▶ [TASK TO COMPLETE] Reproduce every line of the listing from the one containing "- expense-row: [77, 222, 1257, 271]" down to the one containing "- expense-row: [77, 416, 1257, 465]", including both of those lines.

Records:
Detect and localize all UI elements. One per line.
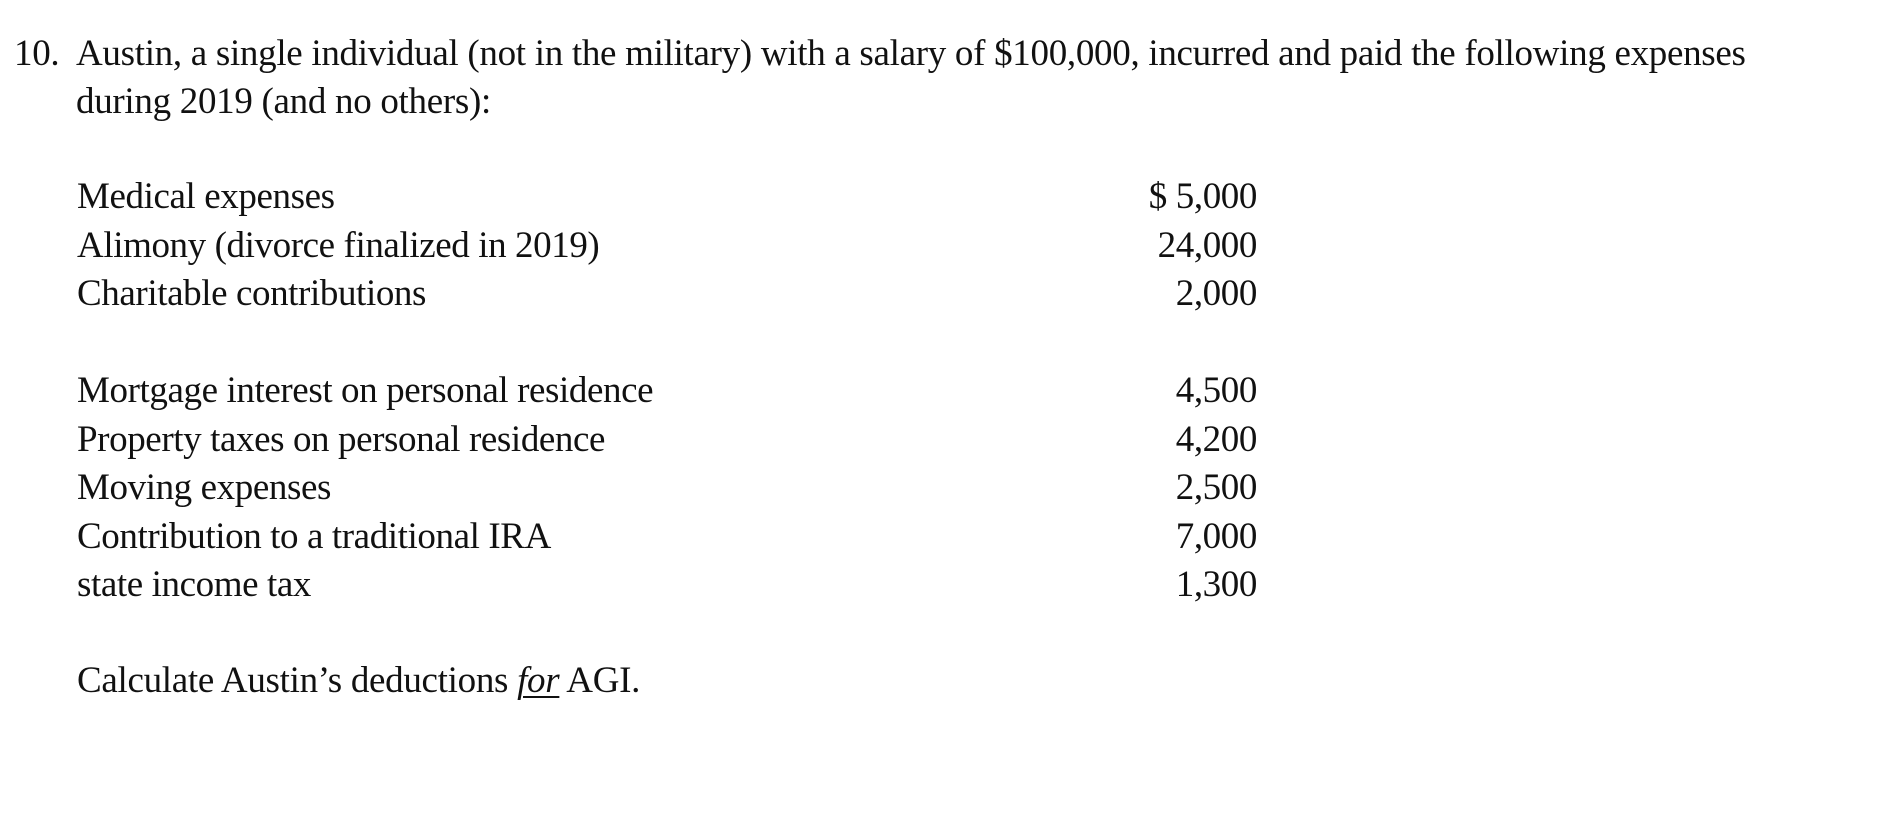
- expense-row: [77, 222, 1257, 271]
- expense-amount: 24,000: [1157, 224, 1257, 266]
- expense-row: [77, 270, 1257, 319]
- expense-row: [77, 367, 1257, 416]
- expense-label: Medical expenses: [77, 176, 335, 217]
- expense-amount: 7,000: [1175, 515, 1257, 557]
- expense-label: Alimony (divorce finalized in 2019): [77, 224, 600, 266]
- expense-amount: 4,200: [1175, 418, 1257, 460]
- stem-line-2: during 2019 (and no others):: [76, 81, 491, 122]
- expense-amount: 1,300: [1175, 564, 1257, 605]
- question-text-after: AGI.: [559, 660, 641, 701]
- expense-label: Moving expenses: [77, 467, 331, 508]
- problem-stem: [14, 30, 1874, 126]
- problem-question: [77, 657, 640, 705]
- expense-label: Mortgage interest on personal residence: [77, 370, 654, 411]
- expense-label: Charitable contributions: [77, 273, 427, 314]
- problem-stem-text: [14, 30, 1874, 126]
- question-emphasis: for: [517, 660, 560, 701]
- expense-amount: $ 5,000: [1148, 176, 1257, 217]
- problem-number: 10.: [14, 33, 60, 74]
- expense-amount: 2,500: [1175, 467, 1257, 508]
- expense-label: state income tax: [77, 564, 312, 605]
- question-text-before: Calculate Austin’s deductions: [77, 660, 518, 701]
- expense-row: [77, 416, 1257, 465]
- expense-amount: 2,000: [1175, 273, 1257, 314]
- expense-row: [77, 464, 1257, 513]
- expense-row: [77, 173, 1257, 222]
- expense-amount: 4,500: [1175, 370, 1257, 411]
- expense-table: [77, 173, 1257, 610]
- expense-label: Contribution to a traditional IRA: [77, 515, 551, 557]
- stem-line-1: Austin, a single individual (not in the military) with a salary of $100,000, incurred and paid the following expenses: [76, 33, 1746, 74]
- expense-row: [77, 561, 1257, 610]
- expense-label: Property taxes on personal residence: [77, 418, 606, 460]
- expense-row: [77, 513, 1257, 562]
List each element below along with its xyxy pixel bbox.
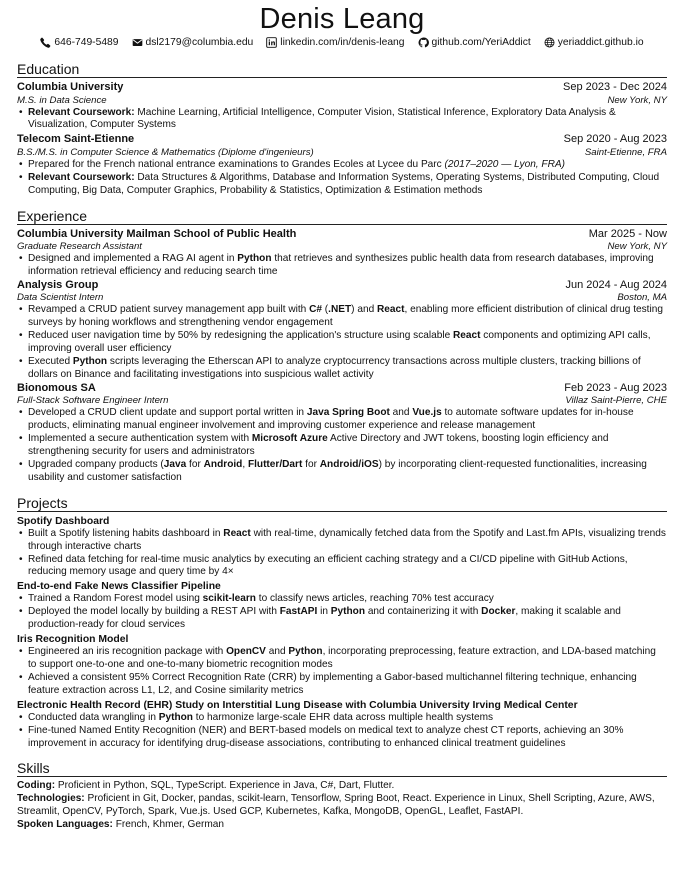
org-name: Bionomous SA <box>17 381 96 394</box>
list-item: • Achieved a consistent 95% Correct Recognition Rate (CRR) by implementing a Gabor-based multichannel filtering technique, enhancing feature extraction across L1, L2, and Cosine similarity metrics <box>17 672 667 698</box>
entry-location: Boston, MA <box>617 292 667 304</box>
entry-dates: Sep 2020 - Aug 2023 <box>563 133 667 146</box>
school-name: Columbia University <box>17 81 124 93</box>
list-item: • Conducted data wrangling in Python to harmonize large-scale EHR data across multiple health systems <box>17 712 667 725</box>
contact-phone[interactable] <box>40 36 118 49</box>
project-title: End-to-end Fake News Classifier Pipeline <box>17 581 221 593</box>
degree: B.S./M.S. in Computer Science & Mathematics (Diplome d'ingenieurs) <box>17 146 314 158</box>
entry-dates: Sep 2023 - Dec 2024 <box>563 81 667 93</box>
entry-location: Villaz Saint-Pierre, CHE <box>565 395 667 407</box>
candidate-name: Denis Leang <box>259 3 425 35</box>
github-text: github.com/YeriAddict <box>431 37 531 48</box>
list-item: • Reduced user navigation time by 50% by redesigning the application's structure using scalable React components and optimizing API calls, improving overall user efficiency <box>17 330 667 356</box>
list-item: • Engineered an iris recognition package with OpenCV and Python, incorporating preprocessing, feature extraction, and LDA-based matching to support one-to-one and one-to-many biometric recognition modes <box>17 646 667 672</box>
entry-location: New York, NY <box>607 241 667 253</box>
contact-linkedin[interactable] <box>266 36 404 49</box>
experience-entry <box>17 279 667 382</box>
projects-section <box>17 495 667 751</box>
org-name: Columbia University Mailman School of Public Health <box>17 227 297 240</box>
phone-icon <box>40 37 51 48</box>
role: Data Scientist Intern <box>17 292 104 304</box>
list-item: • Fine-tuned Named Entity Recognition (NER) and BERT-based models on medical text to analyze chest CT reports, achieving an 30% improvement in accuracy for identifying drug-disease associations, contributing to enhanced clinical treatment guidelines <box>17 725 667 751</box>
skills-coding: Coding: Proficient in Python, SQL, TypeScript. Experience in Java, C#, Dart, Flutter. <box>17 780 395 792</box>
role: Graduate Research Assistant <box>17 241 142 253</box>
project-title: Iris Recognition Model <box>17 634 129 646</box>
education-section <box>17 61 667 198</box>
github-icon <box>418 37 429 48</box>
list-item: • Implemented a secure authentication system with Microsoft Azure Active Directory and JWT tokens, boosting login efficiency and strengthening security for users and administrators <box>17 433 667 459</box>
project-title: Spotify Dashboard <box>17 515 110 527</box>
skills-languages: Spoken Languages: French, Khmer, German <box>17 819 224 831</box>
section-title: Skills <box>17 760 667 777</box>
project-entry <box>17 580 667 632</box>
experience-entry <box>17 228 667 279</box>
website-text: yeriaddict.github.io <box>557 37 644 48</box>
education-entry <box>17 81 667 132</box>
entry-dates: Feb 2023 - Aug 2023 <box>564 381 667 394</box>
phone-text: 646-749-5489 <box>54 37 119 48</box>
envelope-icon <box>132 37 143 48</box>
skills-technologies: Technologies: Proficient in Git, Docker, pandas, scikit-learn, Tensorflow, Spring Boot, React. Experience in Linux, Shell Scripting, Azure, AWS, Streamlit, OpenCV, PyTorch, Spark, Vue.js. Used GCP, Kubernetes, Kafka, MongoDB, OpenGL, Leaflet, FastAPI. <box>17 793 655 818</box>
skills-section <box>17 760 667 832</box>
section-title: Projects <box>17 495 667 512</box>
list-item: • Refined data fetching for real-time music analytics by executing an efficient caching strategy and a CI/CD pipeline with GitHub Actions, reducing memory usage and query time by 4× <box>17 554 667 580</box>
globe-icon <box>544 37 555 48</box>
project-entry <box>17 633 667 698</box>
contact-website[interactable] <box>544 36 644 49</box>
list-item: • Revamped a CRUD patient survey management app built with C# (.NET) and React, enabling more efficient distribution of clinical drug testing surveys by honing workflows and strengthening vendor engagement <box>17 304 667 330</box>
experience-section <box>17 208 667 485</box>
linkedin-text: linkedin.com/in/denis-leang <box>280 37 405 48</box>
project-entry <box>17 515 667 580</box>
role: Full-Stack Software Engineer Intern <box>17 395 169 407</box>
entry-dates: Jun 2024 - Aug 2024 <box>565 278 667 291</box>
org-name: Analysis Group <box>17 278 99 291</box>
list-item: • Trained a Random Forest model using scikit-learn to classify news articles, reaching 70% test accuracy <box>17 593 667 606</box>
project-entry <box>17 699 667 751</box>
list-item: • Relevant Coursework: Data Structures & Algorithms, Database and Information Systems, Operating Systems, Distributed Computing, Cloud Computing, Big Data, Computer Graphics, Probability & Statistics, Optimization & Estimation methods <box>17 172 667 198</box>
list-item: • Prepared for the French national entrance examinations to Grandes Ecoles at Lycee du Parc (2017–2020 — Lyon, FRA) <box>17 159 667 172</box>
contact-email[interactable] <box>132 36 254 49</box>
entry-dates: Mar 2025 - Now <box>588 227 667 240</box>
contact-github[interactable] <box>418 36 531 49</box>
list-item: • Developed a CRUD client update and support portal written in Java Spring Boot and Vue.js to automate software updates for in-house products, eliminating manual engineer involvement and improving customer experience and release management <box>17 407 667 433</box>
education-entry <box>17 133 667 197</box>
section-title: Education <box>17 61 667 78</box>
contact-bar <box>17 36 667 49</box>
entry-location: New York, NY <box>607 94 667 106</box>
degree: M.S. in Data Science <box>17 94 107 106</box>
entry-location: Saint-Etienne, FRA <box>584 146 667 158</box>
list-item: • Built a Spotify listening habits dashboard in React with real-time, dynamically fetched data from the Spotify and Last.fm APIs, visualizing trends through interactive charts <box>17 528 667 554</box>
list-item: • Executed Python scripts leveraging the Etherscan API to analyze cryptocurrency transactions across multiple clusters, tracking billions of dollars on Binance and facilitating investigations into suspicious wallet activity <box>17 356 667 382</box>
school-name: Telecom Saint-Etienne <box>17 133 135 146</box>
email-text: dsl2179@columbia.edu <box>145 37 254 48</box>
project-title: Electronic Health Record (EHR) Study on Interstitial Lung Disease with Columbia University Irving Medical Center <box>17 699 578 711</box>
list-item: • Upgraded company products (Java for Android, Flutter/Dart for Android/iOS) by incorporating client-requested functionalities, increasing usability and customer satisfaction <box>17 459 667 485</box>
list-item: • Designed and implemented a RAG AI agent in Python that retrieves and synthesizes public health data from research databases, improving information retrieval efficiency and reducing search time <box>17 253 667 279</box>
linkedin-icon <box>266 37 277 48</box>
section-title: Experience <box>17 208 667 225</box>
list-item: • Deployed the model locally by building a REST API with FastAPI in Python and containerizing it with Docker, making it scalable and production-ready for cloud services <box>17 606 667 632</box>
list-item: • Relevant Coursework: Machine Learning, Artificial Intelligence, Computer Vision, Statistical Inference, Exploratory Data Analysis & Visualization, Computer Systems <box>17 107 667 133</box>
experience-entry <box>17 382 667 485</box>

▶ [SOLUTION TO THIS TASK]
- expense-row: [77, 222, 1257, 271]
- expense-amount: 24,000: [1157, 224, 1257, 266]
- expense-row: [77, 270, 1257, 319]
- expense-row: [77, 367, 1257, 416]
- expense-label: Medical expenses: [77, 176, 335, 217]
- expense-amount: 7,000: [1175, 515, 1257, 557]
- expense-label: Alimony (divorce finalized in 2019): [77, 224, 600, 266]
- expense-amount: 4,200: [1175, 418, 1257, 460]
- stem-line-2: during 2019 (and no others):: [76, 81, 491, 122]
- expense-amount: 1,300: [1175, 564, 1257, 605]
- question-text-after: AGI.: [559, 660, 641, 701]
- expense-label: Moving expenses: [77, 467, 331, 508]
- problem-stem: [14, 30, 1874, 126]
- problem-question: [77, 657, 640, 705]
- expense-label: Mortgage interest on personal residence: [77, 370, 654, 411]
- expense-label: Charitable contributions: [77, 273, 427, 314]
- problem-stem-text: [14, 30, 1874, 126]
- question-emphasis: for: [517, 660, 560, 701]
- expense-amount: $ 5,000: [1148, 176, 1257, 217]
- problem-number: 10.: [14, 33, 60, 74]
- expense-amount: 2,500: [1175, 467, 1257, 508]
- expense-label: state income tax: [77, 564, 312, 605]
- question-text-before: Calculate Austin’s deductions: [77, 660, 518, 701]
- expense-row: [77, 416, 1257, 465]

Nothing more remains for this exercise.